▶ EXERCISE: Look for "Canadian" in the listing below. Gather each line that contains it.

Figure record listings:
__________

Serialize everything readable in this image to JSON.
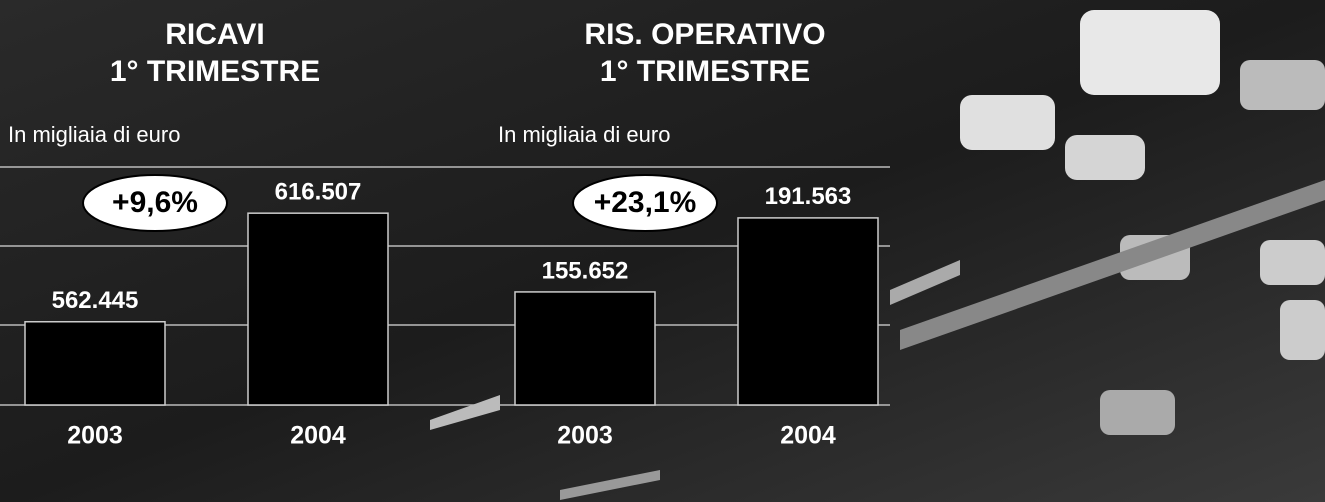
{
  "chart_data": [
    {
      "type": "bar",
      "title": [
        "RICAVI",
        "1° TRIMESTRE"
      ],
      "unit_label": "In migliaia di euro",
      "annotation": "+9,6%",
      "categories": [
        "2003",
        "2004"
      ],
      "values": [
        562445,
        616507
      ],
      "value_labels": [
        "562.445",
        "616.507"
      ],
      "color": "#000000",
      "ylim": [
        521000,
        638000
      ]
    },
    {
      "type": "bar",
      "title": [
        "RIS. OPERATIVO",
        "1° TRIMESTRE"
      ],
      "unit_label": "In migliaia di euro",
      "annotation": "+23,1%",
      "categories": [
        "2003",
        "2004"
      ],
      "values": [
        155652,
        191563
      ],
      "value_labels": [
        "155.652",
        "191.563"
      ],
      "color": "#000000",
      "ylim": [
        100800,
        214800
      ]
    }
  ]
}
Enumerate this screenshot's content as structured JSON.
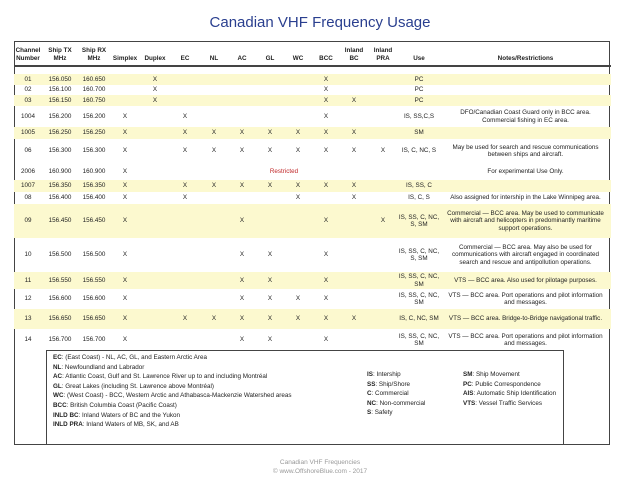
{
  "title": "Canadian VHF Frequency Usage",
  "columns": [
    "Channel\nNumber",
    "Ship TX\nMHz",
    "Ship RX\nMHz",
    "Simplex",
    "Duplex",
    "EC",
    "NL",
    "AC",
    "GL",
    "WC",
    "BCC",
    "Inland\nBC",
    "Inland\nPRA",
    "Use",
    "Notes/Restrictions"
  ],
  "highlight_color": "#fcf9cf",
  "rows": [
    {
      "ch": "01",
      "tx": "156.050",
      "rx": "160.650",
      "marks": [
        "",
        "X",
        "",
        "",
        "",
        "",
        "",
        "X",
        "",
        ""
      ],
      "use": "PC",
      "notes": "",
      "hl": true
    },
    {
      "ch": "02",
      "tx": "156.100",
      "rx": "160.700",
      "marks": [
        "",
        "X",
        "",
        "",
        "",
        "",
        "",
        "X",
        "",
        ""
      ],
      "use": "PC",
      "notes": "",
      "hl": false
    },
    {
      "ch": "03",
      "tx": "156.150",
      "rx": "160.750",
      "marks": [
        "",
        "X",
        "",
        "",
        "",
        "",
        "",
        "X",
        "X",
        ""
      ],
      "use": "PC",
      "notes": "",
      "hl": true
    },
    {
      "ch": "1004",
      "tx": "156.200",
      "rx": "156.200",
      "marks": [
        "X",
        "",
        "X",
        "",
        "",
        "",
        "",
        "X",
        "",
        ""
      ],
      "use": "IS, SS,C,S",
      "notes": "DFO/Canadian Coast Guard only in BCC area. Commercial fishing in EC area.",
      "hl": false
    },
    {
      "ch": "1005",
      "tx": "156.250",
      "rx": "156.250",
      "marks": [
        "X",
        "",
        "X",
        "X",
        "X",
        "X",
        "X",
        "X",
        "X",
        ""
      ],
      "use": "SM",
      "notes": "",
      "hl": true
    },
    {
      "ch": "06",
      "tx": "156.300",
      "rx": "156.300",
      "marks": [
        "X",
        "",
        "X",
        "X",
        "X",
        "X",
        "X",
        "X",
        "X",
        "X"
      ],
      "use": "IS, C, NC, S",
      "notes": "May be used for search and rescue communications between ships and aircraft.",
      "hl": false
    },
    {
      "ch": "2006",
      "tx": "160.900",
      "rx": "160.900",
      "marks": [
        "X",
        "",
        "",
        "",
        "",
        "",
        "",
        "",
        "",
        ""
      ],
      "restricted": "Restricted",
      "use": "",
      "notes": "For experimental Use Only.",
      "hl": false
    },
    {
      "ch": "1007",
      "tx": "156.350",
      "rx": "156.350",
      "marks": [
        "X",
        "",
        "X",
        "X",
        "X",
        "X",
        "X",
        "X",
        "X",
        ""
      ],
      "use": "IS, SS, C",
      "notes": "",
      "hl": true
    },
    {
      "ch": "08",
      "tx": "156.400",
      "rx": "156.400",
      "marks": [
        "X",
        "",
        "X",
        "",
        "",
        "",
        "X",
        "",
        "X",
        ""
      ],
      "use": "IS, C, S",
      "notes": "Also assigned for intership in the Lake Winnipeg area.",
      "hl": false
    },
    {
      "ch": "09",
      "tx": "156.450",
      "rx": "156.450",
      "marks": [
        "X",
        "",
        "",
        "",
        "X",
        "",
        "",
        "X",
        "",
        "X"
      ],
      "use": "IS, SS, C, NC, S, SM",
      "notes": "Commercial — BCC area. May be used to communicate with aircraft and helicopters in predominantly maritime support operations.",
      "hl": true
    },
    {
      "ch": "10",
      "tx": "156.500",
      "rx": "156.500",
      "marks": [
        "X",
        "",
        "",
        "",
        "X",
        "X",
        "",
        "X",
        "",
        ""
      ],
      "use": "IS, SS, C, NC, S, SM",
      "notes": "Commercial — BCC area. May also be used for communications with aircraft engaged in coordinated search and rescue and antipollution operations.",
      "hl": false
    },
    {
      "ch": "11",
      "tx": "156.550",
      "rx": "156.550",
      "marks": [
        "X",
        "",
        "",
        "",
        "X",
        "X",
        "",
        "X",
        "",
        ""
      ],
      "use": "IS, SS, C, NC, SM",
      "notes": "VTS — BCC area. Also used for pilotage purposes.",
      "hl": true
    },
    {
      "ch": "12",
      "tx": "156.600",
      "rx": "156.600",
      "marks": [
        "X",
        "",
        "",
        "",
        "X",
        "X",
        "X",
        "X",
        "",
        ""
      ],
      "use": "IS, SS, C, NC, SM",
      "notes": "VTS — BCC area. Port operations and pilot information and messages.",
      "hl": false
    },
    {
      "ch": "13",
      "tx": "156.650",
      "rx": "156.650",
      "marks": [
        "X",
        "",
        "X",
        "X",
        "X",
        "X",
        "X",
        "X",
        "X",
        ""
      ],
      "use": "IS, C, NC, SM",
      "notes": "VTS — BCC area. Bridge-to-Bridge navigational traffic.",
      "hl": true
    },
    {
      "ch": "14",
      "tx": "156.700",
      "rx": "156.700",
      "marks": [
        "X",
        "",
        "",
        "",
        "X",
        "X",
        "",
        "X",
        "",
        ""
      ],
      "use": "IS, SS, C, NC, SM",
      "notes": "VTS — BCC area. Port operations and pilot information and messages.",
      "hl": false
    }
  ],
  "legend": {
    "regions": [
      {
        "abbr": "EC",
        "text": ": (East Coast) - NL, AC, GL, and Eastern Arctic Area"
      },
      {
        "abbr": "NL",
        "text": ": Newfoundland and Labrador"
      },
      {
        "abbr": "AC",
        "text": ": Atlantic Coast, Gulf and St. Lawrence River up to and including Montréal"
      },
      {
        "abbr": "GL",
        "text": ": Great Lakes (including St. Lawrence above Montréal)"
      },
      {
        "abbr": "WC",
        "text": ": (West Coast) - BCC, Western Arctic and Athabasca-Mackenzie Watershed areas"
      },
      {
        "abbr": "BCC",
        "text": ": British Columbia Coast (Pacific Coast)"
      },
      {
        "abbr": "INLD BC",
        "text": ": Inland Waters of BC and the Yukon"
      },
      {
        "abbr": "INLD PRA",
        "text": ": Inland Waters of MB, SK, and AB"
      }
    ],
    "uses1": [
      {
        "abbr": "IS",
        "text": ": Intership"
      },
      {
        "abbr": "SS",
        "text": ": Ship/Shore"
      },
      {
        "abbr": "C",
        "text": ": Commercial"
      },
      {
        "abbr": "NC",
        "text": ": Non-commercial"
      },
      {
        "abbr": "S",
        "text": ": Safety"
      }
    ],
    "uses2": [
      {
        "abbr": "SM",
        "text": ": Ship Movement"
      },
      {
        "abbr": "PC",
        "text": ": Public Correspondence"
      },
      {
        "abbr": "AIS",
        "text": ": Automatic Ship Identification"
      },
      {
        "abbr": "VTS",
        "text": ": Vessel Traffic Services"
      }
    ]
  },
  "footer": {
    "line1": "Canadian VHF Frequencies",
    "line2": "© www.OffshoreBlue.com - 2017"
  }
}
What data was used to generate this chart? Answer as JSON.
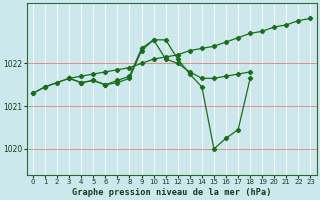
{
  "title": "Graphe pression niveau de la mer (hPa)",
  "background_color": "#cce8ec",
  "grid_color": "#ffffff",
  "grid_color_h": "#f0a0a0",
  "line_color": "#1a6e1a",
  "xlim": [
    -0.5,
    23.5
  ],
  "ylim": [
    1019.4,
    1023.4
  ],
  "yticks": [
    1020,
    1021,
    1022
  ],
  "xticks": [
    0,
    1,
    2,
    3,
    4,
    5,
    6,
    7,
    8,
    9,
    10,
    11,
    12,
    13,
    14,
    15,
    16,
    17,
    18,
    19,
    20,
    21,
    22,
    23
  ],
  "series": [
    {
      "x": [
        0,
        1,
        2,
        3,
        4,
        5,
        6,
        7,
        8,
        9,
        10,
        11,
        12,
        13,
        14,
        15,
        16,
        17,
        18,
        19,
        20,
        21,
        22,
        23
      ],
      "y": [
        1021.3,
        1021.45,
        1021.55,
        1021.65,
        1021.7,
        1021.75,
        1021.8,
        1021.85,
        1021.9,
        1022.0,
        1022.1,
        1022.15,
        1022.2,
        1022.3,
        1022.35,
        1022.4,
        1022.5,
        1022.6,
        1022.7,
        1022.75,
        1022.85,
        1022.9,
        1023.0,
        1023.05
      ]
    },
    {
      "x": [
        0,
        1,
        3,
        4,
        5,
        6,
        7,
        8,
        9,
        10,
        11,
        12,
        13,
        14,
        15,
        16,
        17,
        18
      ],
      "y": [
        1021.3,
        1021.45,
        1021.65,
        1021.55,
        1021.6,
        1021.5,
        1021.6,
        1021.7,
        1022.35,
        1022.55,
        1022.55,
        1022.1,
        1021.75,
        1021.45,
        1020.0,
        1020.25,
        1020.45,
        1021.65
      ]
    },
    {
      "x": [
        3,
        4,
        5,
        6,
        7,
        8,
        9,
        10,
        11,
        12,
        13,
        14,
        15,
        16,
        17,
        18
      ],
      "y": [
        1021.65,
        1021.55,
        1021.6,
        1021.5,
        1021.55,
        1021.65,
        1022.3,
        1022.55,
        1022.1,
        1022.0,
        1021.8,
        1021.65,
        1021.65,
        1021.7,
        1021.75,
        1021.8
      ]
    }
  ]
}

__________

▶ FINISHED EXERCISE:
  "title": "Canadian VHF Frequency Usage",
      "notes": "DFO/Canadian Coast Guard only in BCC area. Commercial fishing in EC area.",
    "line1": "Canadian VHF Frequencies",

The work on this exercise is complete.